#### Work to complete:
Write out each line word for word. Drop pictures.

## BEGIN Data records

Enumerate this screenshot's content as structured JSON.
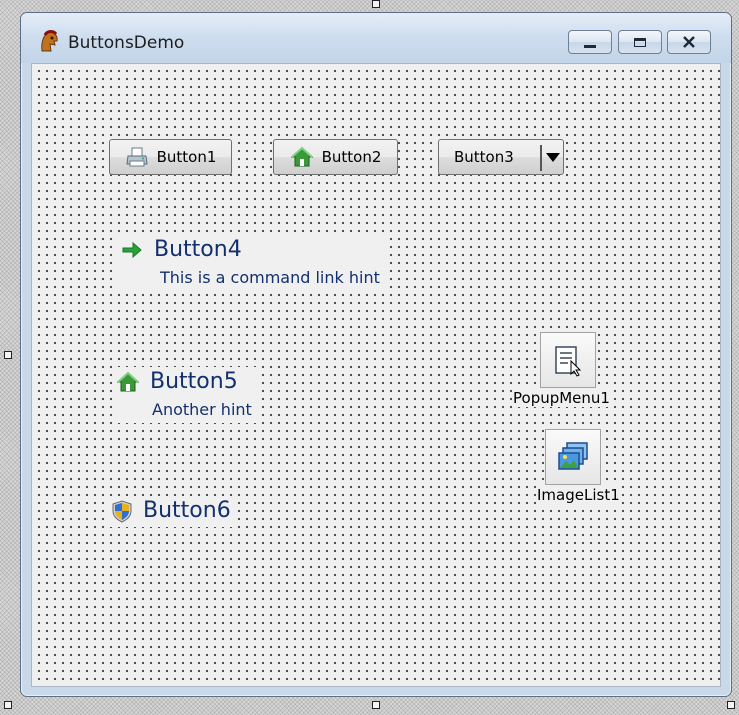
{
  "window": {
    "title": "ButtonsDemo"
  },
  "buttons": {
    "button1": {
      "label": "Button1",
      "icon": "printer-icon"
    },
    "button2": {
      "label": "Button2",
      "icon": "home-icon"
    },
    "button3": {
      "label": "Button3",
      "icon": "dropdown-arrow-icon"
    }
  },
  "command_links": [
    {
      "caption": "Button4",
      "hint": "This is a command link hint",
      "icon": "green-arrow-icon"
    },
    {
      "caption": "Button5",
      "hint": "Another hint",
      "icon": "home-icon"
    },
    {
      "caption": "Button6",
      "hint": "",
      "icon": "uac-shield-icon"
    }
  ],
  "components": {
    "popup_menu": {
      "label": "PopupMenu1",
      "icon": "popup-menu-icon"
    },
    "image_list": {
      "label": "ImageList1",
      "icon": "image-list-icon"
    }
  },
  "colors": {
    "command_link_text": "#13306e",
    "window_frame": "#c9d9ea",
    "form_background": "#f0f0f0"
  }
}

## END Data records

#### Full answer:
Enumerate this screenshot's content as structured JSON.
{
  "window": {
    "title": "ButtonsDemo"
  },
  "buttons": {
    "button1": {
      "label": "Button1",
      "icon": "printer-icon"
    },
    "button2": {
      "label": "Button2",
      "icon": "home-icon"
    },
    "button3": {
      "label": "Button3",
      "icon": "dropdown-arrow-icon"
    }
  },
  "command_links": [
    {
      "caption": "Button4",
      "hint": "This is a command link hint",
      "icon": "green-arrow-icon"
    },
    {
      "caption": "Button5",
      "hint": "Another hint",
      "icon": "home-icon"
    },
    {
      "caption": "Button6",
      "hint": "",
      "icon": "uac-shield-icon"
    }
  ],
  "components": {
    "popup_menu": {
      "label": "PopupMenu1",
      "icon": "popup-menu-icon"
    },
    "image_list": {
      "label": "ImageList1",
      "icon": "image-list-icon"
    }
  },
  "colors": {
    "command_link_text": "#13306e",
    "window_frame": "#c9d9ea",
    "form_background": "#f0f0f0"
  }
}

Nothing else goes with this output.